Reproduce the listing exactly and skip over any pictures.
## Start Data records
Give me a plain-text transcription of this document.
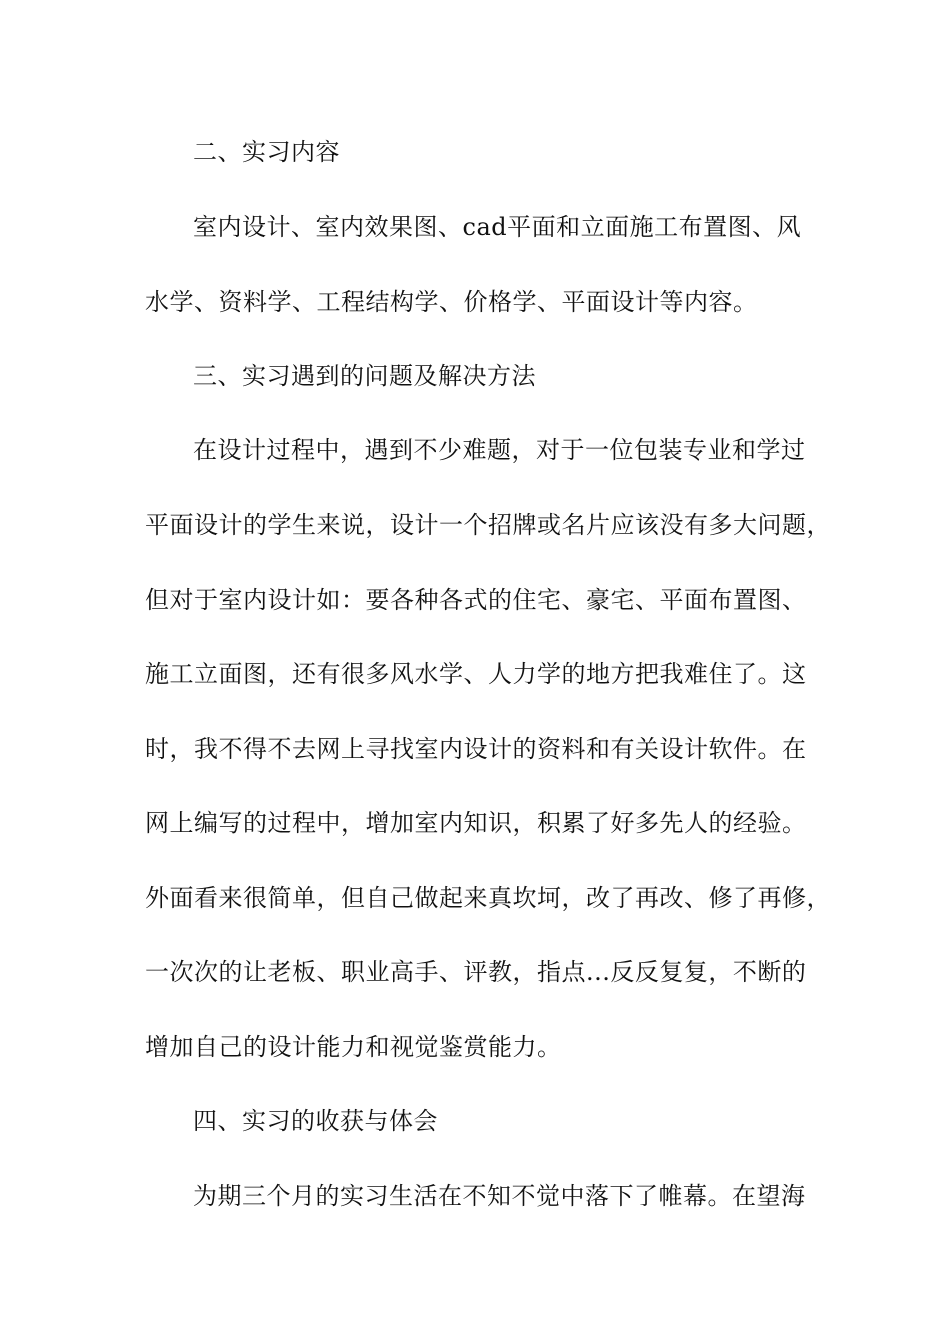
二、实习内容
室内设计、室内效果图、cad平面和立面施工布置图、风
水学、资料学、工程结构学、价格学、平面设计等内容。
三、实习遇到的问题及解决方法
在设计过程中，遇到不少难题，对于一位包装专业和学过
平面设计的学生来说，设计一个招牌或名片应该没有多大问题，
但对于室内设计如：要各种各式的住宅、豪宅、平面布置图、
施工立面图，还有很多风水学、人力学的地方把我难住了。这
时，我不得不去网上寻找室内设计的资料和有关设计软件。在
网上编写的过程中，增加室内知识，积累了好多先人的经验。
外面看来很简单，但自己做起来真坎坷，改了再改、修了再修，
一次次的让老板、职业高手、评教，指点...反反复复，不断的
增加自己的设计能力和视觉鉴赏能力。
四、实习的收获与体会
为期三个月的实习生活在不知不觉中落下了帷幕。在望海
## End Data records
Task solution>
Give me a plain-text transcription of this document.
二、实习内容
室内设计、室内效果图、cad平面和立面施工布置图、风
水学、资料学、工程结构学、价格学、平面设计等内容。
三、实习遇到的问题及解决方法
在设计过程中，遇到不少难题，对于一位包装专业和学过
平面设计的学生来说，设计一个招牌或名片应该没有多大问题，
但对于室内设计如：要各种各式的住宅、豪宅、平面布置图、
施工立面图，还有很多风水学、人力学的地方把我难住了。这
时，我不得不去网上寻找室内设计的资料和有关设计软件。在
网上编写的过程中，增加室内知识，积累了好多先人的经验。
外面看来很简单，但自己做起来真坎坷，改了再改、修了再修，
一次次的让老板、职业高手、评教，指点...反反复复，不断的
增加自己的设计能力和视觉鉴赏能力。
四、实习的收获与体会
为期三个月的实习生活在不知不觉中落下了帷幕。在望海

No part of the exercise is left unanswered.